(WHAT THE TASK ASKS)
Each entry must be reproduced precisely as it stands.

(SOURCE RECORDS)

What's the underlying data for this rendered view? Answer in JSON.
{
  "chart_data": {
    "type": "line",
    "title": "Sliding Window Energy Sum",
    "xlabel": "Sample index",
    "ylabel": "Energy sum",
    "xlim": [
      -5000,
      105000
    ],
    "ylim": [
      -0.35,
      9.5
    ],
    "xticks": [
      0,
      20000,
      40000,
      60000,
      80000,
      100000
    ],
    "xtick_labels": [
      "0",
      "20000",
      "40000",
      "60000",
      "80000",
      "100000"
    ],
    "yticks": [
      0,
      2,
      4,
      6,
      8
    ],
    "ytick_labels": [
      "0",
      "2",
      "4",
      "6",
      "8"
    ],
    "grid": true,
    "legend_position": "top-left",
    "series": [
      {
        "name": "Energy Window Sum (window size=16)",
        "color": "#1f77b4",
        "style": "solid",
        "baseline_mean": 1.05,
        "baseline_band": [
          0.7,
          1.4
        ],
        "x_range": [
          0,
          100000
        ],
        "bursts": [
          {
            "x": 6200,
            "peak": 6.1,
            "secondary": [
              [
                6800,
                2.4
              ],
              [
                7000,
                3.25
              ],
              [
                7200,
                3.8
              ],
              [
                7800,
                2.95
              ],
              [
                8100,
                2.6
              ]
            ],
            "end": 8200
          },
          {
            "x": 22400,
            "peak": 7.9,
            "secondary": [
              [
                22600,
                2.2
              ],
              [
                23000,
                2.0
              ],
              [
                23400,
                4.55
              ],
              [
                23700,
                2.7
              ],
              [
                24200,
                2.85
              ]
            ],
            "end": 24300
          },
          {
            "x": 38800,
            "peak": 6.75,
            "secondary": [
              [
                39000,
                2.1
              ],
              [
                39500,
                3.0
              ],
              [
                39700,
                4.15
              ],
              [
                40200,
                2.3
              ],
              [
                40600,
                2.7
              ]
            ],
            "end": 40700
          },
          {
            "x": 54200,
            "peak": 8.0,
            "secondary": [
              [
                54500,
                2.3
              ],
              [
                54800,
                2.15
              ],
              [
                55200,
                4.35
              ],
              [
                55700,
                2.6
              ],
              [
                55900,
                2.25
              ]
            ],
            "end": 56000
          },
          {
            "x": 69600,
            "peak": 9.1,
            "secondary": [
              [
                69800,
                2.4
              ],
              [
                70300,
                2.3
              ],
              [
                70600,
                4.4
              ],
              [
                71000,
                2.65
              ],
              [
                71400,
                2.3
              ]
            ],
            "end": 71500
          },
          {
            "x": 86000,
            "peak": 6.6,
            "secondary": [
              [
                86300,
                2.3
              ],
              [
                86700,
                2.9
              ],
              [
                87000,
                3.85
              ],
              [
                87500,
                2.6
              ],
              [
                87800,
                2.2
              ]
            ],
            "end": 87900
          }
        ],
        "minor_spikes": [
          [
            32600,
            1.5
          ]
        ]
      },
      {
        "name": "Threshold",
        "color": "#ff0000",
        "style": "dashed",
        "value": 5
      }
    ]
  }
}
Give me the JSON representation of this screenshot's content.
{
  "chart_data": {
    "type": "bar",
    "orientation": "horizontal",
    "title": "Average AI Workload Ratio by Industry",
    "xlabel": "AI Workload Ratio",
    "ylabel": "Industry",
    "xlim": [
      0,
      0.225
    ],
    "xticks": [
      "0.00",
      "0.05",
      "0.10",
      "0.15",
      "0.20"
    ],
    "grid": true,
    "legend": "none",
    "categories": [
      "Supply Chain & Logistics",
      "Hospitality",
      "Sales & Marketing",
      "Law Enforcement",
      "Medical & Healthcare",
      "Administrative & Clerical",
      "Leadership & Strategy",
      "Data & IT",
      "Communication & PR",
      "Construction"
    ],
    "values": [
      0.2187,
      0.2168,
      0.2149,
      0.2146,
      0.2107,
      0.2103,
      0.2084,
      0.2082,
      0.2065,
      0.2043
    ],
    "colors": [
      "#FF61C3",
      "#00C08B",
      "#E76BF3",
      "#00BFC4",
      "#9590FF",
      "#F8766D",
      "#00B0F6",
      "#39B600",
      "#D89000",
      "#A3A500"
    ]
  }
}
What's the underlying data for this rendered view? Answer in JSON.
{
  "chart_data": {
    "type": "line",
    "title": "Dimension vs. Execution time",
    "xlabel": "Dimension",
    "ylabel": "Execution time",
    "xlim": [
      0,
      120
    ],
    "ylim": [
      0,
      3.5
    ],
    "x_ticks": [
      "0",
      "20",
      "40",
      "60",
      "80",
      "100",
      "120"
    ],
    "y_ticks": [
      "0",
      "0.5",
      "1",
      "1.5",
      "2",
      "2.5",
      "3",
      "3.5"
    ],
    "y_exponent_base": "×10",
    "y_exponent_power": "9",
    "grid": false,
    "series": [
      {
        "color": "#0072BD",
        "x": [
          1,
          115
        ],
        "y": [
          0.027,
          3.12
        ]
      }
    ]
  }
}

(RESPONSE)
What's the underlying data for this rendered view? Answer in JSON.
{
  "chart_data": {
    "type": "line",
    "title": "Sliding Window Energy Sum",
    "xlabel": "Sample index",
    "ylabel": "Energy sum",
    "xlim": [
      -5000,
      105000
    ],
    "ylim": [
      -0.35,
      9.5
    ],
    "xticks": [
      0,
      20000,
      40000,
      60000,
      80000,
      100000
    ],
    "xtick_labels": [
      "0",
      "20000",
      "40000",
      "60000",
      "80000",
      "100000"
    ],
    "yticks": [
      0,
      2,
      4,
      6,
      8
    ],
    "ytick_labels": [
      "0",
      "2",
      "4",
      "6",
      "8"
    ],
    "grid": true,
    "legend_position": "top-left",
    "series": [
      {
        "name": "Energy Window Sum (window size=16)",
        "color": "#1f77b4",
        "style": "solid",
        "baseline_mean": 1.05,
        "baseline_band": [
          0.7,
          1.4
        ],
        "x_range": [
          0,
          100000
        ],
        "bursts": [
          {
            "x": 6200,
            "peak": 6.1,
            "secondary": [
              [
                6800,
                2.4
              ],
              [
                7000,
                3.25
              ],
              [
                7200,
                3.8
              ],
              [
                7800,
                2.95
              ],
              [
                8100,
                2.6
              ]
            ],
            "end": 8200
          },
          {
            "x": 22400,
            "peak": 7.9,
            "secondary": [
              [
                22600,
                2.2
              ],
              [
                23000,
                2.0
              ],
              [
                23400,
                4.55
              ],
              [
                23700,
                2.7
              ],
              [
                24200,
                2.85
              ]
            ],
            "end": 24300
          },
          {
            "x": 38800,
            "peak": 6.75,
            "secondary": [
              [
                39000,
                2.1
              ],
              [
                39500,
                3.0
              ],
              [
                39700,
                4.15
              ],
              [
                40200,
                2.3
              ],
              [
                40600,
                2.7
              ]
            ],
            "end": 40700
          },
          {
            "x": 54200,
            "peak": 8.0,
            "secondary": [
              [
                54500,
                2.3
              ],
              [
                54800,
                2.15
              ],
              [
                55200,
                4.35
              ],
              [
                55700,
                2.6
              ],
              [
                55900,
                2.25
              ]
            ],
            "end": 56000
          },
          {
            "x": 69600,
            "peak": 9.1,
            "secondary": [
              [
                69800,
                2.4
              ],
              [
                70300,
                2.3
              ],
              [
                70600,
                4.4
              ],
              [
                71000,
                2.65
              ],
              [
                71400,
                2.3
              ]
            ],
            "end": 71500
          },
          {
            "x": 86000,
            "peak": 6.6,
            "secondary": [
              [
                86300,
                2.3
              ],
              [
                86700,
                2.9
              ],
              [
                87000,
                3.85
              ],
              [
                87500,
                2.6
              ],
              [
                87800,
                2.2
              ]
            ],
            "end": 87900
          }
        ],
        "minor_spikes": [
          [
            32600,
            1.5
          ]
        ]
      },
      {
        "name": "Threshold",
        "color": "#ff0000",
        "style": "dashed",
        "value": 5
      }
    ]
  }
}
Give me the JSON representation of this screenshot's content.
{
  "chart_data": {
    "type": "bar",
    "orientation": "horizontal",
    "title": "Average AI Workload Ratio by Industry",
    "xlabel": "AI Workload Ratio",
    "ylabel": "Industry",
    "xlim": [
      0,
      0.225
    ],
    "xticks": [
      "0.00",
      "0.05",
      "0.10",
      "0.15",
      "0.20"
    ],
    "grid": true,
    "legend": "none",
    "categories": [
      "Supply Chain & Logistics",
      "Hospitality",
      "Sales & Marketing",
      "Law Enforcement",
      "Medical & Healthcare",
      "Administrative & Clerical",
      "Leadership & Strategy",
      "Data & IT",
      "Communication & PR",
      "Construction"
    ],
    "values": [
      0.2187,
      0.2168,
      0.2149,
      0.2146,
      0.2107,
      0.2103,
      0.2084,
      0.2082,
      0.2065,
      0.2043
    ],
    "colors": [
      "#FF61C3",
      "#00C08B",
      "#E76BF3",
      "#00BFC4",
      "#9590FF",
      "#F8766D",
      "#00B0F6",
      "#39B600",
      "#D89000",
      "#A3A500"
    ]
  }
}
What's the underlying data for this rendered view? Answer in JSON.
{
  "chart_data": {
    "type": "line",
    "title": "Dimension vs. Execution time",
    "xlabel": "Dimension",
    "ylabel": "Execution time",
    "xlim": [
      0,
      120
    ],
    "ylim": [
      0,
      3.5
    ],
    "x_ticks": [
      "0",
      "20",
      "40",
      "60",
      "80",
      "100",
      "120"
    ],
    "y_ticks": [
      "0",
      "0.5",
      "1",
      "1.5",
      "2",
      "2.5",
      "3",
      "3.5"
    ],
    "y_exponent_base": "×10",
    "y_exponent_power": "9",
    "grid": false,
    "series": [
      {
        "color": "#0072BD",
        "x": [
          1,
          115
        ],
        "y": [
          0.027,
          3.12
        ]
      }
    ]
  }
}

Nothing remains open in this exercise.